*GIVEN REQUEST*: State how many lines contain "инерциальной", and write nothing except that count.

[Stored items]
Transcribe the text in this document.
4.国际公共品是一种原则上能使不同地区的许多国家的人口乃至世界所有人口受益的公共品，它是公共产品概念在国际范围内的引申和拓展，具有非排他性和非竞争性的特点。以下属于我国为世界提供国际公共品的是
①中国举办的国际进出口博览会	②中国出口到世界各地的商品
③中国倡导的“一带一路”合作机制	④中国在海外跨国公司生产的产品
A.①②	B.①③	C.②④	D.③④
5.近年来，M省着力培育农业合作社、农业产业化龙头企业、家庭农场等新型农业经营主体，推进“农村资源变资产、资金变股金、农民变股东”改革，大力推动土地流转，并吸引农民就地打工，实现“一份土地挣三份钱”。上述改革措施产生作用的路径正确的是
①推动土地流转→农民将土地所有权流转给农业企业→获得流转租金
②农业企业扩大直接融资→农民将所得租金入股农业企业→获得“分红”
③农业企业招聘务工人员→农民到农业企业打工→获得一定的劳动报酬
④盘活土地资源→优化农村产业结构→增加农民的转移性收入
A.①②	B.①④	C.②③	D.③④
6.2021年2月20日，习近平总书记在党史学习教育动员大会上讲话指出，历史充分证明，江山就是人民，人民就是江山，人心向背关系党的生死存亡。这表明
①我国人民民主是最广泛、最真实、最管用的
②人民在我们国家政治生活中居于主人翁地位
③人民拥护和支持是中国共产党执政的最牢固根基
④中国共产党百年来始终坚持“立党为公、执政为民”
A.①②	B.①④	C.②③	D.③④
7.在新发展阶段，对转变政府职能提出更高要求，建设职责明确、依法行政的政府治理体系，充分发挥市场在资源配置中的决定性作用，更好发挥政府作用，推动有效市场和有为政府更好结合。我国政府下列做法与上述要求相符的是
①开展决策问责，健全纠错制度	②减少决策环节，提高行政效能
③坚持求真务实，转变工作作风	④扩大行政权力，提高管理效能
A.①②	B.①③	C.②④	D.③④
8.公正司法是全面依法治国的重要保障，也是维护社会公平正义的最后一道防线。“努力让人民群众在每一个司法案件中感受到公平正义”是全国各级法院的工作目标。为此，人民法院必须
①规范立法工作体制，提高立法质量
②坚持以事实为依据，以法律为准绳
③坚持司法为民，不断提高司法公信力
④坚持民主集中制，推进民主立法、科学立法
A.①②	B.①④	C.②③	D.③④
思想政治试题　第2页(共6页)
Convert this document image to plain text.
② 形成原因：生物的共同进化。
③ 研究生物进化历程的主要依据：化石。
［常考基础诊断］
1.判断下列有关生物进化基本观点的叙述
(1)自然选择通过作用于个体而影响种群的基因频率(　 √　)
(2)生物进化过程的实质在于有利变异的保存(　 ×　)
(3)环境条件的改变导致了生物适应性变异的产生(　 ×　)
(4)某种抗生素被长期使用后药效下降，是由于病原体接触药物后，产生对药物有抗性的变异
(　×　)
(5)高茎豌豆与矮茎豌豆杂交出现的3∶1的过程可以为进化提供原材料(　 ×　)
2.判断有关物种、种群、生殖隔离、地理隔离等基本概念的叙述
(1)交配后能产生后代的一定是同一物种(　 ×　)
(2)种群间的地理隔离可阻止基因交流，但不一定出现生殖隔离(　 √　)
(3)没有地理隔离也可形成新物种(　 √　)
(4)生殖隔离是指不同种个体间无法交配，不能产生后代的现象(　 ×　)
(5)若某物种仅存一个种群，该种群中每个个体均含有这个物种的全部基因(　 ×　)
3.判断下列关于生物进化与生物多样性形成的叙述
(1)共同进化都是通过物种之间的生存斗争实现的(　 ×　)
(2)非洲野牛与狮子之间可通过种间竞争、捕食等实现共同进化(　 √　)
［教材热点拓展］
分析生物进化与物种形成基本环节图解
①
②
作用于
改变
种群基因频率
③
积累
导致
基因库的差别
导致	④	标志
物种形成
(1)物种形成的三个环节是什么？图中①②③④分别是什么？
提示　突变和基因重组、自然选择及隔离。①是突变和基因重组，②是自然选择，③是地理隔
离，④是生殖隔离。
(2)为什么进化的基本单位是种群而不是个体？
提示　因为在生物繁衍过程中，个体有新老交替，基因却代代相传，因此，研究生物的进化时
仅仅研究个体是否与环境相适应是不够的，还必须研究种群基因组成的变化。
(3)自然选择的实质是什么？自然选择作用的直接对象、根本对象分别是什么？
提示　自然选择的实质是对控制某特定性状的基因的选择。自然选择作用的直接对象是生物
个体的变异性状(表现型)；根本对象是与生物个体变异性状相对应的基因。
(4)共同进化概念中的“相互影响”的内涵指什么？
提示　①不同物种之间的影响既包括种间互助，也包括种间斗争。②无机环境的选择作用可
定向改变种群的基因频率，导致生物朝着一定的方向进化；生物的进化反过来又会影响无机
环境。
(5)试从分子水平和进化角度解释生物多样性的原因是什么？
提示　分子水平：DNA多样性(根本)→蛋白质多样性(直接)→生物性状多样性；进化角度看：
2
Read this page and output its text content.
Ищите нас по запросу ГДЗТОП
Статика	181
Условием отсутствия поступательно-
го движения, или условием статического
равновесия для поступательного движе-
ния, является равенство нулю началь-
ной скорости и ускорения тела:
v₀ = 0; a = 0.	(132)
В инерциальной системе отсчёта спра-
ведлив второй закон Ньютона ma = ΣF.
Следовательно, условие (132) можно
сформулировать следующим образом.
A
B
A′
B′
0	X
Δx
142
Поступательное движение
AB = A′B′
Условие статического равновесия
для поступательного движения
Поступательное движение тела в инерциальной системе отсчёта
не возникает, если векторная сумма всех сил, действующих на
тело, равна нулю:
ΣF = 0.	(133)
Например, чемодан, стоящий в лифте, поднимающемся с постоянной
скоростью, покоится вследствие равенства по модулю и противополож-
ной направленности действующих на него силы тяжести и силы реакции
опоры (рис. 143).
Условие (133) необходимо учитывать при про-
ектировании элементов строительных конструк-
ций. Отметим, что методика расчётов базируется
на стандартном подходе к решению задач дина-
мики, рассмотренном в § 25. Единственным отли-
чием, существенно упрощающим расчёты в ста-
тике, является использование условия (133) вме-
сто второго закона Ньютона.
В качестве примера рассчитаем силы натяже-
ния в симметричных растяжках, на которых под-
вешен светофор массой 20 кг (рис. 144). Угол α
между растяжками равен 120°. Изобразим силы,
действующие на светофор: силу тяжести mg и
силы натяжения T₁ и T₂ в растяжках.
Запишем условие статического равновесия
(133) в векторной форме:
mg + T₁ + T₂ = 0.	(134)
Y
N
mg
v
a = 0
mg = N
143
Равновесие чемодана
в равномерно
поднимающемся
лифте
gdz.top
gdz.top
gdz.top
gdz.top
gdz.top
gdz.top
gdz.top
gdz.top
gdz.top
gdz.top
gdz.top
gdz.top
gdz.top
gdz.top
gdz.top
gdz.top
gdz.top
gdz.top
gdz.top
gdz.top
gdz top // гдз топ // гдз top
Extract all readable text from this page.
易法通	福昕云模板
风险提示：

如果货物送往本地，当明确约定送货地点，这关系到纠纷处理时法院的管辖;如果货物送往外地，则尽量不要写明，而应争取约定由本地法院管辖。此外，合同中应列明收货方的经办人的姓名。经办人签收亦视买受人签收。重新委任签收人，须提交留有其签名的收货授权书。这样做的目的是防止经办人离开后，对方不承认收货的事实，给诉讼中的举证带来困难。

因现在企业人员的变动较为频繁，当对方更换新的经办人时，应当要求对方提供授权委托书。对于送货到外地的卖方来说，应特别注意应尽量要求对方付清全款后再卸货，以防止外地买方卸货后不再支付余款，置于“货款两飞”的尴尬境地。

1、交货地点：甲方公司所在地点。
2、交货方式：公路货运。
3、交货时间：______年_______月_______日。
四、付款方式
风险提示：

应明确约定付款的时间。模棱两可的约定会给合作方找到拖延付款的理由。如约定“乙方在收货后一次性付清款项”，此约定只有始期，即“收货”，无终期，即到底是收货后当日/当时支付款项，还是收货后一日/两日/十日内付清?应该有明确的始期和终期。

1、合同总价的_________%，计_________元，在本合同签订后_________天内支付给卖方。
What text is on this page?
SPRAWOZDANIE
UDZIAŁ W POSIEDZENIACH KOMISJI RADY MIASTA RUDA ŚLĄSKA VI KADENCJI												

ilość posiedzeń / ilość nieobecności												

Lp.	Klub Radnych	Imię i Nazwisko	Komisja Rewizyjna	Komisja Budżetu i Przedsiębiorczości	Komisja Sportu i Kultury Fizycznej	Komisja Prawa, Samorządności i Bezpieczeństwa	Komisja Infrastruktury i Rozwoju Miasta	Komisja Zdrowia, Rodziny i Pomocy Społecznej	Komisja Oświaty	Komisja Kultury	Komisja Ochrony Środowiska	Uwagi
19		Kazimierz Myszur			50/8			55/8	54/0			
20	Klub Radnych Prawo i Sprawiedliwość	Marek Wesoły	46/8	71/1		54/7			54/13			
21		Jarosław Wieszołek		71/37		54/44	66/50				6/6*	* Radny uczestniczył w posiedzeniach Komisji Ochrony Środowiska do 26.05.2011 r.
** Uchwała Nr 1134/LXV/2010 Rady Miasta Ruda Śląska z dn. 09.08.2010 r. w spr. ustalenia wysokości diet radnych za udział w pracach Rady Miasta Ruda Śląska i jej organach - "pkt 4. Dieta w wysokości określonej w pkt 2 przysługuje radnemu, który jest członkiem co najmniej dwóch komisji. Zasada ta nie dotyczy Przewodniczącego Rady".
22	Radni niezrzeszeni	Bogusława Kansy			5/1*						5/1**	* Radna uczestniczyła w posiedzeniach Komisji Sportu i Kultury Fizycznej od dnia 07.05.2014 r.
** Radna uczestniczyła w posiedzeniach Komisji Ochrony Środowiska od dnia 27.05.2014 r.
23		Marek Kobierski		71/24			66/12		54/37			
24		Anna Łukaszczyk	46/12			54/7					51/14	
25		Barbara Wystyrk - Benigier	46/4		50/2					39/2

*CORRECT RESPONSE*: 2